**Material for the task:**
◇ ◇ ◇ ◇ ◇ ◇ ◇
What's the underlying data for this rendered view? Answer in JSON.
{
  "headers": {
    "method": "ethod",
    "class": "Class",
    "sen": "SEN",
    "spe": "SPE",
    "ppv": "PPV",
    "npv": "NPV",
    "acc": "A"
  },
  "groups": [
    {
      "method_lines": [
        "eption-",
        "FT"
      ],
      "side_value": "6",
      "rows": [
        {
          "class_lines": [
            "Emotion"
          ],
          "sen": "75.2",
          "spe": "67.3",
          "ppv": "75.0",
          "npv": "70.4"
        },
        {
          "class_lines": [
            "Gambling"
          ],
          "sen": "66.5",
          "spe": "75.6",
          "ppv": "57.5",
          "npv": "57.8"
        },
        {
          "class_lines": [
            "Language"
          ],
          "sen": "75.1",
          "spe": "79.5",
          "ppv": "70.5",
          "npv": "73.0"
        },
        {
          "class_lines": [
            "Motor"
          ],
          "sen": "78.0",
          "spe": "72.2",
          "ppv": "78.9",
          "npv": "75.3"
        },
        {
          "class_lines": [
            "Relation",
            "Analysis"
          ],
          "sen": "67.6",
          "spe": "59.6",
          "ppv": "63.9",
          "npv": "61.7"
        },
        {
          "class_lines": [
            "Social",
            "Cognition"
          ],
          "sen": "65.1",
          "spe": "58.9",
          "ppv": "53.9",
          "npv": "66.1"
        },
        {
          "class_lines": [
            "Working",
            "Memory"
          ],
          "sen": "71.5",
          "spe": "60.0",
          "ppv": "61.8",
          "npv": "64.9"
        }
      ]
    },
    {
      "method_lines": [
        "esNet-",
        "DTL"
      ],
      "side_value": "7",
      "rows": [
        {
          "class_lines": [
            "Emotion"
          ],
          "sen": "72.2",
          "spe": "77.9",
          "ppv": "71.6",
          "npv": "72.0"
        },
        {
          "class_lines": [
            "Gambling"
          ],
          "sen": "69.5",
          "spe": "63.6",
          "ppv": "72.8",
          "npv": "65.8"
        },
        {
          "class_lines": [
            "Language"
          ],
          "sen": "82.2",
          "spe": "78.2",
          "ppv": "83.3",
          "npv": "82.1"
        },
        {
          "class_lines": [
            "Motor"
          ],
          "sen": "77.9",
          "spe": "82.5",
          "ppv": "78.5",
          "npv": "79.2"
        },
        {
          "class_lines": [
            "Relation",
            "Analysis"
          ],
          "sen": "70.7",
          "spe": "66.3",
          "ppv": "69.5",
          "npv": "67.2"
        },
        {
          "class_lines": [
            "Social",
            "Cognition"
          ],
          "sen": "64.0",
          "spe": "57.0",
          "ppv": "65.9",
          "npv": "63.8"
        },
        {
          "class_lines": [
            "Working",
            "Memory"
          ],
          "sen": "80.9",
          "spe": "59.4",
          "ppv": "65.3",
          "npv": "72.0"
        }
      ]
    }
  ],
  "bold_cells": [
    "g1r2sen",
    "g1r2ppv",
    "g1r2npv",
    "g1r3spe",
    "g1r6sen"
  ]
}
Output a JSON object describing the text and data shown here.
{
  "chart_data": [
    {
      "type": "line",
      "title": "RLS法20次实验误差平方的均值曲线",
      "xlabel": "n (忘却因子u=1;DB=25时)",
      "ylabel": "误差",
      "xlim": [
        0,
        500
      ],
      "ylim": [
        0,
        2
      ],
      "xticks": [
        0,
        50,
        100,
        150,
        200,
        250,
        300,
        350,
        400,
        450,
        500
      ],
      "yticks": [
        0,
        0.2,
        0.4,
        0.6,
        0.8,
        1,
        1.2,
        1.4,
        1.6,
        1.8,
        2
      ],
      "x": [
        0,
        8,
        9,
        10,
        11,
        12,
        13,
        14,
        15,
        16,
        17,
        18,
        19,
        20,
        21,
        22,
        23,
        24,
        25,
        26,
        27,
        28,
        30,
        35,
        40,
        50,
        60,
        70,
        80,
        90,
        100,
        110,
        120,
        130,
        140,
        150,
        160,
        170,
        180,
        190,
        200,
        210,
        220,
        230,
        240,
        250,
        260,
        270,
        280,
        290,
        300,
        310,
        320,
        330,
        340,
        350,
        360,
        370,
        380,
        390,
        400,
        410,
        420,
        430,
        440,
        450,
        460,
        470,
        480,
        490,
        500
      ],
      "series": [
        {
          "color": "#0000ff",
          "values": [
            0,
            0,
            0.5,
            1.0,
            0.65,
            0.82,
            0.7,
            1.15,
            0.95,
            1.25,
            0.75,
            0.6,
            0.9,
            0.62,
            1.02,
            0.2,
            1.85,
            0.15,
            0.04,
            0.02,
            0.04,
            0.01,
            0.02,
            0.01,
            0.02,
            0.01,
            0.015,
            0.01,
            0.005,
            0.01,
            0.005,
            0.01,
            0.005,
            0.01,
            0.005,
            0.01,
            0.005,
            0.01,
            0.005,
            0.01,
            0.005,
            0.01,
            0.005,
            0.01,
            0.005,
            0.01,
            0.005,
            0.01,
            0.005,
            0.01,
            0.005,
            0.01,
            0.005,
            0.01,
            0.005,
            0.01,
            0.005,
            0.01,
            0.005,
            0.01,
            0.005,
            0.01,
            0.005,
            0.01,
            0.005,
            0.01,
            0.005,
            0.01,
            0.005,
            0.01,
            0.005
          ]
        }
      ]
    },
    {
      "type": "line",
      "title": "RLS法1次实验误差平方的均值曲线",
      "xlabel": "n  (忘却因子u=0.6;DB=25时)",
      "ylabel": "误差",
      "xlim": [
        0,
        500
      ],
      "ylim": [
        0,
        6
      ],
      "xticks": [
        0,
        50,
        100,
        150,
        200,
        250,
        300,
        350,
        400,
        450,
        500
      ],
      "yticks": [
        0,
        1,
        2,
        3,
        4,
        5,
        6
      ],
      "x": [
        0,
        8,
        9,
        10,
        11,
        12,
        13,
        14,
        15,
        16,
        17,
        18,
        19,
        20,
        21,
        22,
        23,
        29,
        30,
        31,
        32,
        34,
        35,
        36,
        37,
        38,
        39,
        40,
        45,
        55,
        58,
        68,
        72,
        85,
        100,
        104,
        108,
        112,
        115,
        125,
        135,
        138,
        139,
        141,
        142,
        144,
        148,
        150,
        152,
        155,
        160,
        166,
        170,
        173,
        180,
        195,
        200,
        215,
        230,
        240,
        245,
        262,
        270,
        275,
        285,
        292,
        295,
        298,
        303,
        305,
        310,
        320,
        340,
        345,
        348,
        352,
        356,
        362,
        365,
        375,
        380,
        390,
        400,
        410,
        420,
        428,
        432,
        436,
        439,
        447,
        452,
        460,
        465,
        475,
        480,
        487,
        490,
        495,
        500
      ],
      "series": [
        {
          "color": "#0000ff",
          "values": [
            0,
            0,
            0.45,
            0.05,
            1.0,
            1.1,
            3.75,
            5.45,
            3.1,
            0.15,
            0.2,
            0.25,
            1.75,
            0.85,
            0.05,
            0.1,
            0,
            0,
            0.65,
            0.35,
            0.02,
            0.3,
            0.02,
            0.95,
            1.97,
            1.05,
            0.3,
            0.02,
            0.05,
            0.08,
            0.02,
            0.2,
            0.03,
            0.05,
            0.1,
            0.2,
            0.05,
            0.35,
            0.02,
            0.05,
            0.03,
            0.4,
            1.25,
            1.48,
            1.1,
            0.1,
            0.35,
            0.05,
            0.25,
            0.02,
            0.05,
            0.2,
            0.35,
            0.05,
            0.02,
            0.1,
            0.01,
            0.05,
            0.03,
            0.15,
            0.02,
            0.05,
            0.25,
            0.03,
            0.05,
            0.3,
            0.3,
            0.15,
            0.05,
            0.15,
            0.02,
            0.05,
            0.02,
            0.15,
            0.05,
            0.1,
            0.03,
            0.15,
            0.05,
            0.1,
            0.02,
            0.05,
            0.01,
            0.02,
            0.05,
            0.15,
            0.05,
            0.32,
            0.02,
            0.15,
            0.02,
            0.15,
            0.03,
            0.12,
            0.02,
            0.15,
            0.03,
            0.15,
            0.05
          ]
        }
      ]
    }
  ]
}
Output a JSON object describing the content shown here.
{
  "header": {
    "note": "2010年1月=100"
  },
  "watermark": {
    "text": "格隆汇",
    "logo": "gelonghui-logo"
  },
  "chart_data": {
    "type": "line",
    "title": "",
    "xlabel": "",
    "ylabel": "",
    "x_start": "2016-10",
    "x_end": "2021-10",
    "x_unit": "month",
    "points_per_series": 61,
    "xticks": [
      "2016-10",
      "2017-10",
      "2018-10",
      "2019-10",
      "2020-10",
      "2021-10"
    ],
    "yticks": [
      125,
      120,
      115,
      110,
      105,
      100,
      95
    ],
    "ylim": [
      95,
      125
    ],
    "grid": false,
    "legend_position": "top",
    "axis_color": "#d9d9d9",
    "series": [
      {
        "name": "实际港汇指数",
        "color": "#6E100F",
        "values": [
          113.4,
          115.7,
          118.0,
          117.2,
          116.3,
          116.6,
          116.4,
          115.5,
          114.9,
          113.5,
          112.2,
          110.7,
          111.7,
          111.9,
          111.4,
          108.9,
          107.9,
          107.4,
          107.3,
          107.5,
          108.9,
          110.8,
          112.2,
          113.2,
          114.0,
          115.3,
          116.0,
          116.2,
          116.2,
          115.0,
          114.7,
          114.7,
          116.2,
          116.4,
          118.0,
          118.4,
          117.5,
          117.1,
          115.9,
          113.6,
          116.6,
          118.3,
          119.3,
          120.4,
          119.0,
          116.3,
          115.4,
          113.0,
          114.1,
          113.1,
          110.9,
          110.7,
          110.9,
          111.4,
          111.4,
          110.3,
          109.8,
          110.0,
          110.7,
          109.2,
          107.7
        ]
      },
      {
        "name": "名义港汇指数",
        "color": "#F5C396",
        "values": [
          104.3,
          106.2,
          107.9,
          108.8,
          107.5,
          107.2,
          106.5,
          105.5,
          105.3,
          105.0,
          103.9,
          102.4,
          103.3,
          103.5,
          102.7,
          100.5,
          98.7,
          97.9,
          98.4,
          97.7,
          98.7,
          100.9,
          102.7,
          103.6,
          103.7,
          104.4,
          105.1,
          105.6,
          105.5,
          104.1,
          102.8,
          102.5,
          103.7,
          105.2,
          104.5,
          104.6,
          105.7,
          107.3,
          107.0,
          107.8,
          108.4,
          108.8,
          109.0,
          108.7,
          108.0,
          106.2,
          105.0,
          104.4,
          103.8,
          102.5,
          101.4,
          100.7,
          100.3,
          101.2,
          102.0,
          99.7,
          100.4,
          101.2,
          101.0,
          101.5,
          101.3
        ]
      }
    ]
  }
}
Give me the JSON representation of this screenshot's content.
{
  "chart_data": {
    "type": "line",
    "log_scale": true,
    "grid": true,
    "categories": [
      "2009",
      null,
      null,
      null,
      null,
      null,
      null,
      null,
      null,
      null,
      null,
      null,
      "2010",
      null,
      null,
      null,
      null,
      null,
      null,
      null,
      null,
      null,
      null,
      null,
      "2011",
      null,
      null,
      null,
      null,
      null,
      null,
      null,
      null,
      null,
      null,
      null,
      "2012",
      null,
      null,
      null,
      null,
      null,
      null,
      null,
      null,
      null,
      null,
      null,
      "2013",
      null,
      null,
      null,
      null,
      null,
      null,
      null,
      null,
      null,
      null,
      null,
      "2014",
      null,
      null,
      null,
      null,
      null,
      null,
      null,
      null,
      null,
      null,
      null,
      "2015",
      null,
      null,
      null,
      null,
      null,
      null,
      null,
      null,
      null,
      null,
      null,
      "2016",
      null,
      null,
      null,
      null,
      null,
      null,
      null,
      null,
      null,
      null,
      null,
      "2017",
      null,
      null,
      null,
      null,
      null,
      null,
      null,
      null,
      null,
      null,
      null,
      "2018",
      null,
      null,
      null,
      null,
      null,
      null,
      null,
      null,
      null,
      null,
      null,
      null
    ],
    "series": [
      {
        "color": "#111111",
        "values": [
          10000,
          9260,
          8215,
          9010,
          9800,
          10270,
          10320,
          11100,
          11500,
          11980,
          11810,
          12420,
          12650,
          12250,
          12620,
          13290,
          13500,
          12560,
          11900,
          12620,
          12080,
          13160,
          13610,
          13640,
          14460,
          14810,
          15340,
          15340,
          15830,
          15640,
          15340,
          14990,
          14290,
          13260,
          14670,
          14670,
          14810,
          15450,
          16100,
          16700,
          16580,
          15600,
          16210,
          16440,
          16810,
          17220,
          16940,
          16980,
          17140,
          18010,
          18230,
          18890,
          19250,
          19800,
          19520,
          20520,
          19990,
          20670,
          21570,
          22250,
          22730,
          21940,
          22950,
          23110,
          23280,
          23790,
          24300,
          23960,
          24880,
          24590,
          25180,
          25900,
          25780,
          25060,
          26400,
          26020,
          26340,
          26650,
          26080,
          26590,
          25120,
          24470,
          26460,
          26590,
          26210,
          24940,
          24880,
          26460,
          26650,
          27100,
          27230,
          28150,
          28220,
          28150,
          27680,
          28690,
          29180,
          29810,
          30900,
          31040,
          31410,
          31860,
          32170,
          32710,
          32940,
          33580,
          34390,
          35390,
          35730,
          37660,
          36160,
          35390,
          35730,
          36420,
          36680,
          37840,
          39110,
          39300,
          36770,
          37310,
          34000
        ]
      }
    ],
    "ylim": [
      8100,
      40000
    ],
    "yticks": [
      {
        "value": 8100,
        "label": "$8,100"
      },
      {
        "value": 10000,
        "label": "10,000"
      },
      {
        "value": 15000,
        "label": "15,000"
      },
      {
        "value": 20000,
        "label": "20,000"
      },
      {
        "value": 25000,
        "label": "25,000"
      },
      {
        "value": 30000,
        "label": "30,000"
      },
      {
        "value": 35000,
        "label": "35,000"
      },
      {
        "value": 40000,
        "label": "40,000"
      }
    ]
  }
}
◇ ◇ ◇ ◇ ◇ ◇ ◇
**Directive:** Pull out every line containing "忘却因子u".

**Final result:**
      "xlabel": "n (忘却因子u=1;DB=25时)",
      "xlabel": "n  (忘却因子u=0.6;DB=25时)",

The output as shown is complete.